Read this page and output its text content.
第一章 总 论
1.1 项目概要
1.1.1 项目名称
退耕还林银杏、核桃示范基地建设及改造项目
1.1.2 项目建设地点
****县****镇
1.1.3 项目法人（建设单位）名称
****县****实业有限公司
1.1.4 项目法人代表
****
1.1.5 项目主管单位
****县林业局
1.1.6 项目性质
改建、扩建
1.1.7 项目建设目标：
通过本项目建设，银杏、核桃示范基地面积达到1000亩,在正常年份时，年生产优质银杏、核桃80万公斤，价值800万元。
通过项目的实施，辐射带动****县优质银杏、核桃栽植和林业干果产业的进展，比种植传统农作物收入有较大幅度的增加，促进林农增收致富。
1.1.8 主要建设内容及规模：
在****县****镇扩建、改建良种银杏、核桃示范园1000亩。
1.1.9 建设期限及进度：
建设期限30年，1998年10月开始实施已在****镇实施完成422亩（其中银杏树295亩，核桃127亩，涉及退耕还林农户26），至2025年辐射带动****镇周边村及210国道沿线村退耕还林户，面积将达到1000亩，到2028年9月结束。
+-------+
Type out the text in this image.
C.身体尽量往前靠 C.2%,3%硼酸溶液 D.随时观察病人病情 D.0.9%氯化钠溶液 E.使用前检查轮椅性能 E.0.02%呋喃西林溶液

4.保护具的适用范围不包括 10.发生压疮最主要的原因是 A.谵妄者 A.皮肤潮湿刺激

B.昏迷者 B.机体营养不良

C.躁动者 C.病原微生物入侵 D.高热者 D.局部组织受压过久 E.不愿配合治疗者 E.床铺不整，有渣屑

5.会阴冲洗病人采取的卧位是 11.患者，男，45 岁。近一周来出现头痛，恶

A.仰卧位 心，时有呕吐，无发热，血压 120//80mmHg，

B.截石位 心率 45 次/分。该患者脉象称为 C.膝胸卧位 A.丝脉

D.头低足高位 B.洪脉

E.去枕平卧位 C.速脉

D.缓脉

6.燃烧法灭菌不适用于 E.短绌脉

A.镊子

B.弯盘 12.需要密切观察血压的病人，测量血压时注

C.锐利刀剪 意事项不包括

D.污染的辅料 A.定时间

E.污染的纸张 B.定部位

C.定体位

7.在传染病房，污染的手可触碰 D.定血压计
+-------+
To be done:
Identify lines with the string "this". Copy each one.

Task result:
Read this page and output its text content.
Type out the text in this image.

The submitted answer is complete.